* EXERCISE OBJECTIVE
Copy all lines below containing "Spoon".

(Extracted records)

## BEGIN

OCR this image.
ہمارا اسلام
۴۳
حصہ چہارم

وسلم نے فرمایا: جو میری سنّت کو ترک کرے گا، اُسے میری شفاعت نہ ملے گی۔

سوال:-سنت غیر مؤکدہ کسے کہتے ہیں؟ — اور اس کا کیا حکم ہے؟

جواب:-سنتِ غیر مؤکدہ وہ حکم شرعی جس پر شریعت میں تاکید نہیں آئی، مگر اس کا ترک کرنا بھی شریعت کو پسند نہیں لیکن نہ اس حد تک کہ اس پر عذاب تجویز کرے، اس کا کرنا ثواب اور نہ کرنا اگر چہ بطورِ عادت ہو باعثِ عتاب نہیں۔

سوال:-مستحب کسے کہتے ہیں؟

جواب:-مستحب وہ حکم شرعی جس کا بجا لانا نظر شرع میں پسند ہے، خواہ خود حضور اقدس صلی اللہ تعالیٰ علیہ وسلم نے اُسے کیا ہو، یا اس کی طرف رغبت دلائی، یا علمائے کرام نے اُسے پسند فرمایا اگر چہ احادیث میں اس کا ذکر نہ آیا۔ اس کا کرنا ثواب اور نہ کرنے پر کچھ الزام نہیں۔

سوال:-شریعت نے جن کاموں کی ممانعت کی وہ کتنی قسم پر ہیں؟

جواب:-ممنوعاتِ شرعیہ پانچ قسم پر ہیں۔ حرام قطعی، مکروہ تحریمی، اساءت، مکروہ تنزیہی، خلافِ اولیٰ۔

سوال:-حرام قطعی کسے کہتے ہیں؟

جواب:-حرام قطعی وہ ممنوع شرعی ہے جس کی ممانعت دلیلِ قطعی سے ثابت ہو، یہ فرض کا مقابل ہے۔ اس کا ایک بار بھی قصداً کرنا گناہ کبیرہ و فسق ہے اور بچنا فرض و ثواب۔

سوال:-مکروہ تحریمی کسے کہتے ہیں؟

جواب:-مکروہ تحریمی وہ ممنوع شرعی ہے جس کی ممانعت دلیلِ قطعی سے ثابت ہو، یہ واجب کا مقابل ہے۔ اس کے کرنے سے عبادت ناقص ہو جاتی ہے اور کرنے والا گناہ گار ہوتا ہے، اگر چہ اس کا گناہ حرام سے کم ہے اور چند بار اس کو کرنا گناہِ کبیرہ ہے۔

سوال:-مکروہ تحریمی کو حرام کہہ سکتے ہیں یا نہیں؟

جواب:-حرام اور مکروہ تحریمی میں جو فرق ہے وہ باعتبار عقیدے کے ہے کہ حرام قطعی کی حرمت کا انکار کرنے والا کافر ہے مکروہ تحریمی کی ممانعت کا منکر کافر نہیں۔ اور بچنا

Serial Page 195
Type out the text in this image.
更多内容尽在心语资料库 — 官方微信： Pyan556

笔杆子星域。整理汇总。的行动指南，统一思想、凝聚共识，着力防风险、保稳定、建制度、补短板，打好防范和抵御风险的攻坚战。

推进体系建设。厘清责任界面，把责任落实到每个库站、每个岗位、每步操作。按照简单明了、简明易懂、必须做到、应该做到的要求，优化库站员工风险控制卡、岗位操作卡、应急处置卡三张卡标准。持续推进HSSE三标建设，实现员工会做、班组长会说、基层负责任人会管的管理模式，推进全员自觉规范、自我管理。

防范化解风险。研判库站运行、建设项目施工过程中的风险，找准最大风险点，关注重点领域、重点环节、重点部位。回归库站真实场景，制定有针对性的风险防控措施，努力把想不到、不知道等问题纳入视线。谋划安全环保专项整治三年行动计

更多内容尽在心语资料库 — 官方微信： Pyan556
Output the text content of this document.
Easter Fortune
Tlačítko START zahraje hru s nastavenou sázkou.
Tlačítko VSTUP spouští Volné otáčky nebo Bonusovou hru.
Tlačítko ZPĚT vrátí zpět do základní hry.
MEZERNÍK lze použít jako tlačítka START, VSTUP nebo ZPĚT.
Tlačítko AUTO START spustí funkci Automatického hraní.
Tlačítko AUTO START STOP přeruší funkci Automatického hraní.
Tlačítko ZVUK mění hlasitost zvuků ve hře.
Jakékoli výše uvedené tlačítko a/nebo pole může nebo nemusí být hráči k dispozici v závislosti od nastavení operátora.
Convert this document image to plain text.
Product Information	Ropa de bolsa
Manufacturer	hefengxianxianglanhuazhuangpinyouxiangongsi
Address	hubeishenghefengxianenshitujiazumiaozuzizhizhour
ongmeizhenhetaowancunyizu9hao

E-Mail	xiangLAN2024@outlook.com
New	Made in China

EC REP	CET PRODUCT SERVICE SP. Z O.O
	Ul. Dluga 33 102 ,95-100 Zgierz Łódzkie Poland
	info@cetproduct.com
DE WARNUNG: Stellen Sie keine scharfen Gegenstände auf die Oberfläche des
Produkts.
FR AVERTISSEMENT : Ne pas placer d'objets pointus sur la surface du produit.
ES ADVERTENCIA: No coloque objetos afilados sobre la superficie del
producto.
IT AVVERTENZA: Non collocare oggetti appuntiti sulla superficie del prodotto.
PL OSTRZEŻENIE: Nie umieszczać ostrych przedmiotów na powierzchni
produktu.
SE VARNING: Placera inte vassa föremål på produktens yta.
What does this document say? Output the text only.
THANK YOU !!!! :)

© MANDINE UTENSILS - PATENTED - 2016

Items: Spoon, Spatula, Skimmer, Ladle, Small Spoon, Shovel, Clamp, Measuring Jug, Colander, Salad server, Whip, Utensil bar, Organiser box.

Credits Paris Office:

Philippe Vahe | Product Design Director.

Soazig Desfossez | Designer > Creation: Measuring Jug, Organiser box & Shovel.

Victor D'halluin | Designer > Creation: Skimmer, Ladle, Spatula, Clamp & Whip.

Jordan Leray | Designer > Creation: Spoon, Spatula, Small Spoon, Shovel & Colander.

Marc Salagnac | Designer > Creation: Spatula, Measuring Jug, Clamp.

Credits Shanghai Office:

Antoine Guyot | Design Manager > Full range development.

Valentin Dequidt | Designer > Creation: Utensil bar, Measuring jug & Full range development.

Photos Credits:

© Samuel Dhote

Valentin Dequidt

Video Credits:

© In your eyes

## END

* WORKED SOLUTION
Items: Spoon, Spatula, Skimmer, Ladle, Small Spoon, Shovel, Clamp, Measuring Jug, Colander, Salad server, Whip, Utensil bar, Organiser box.
Jordan Leray | Designer > Creation: Spoon, Spatula, Small Spoon, Shovel & Colander.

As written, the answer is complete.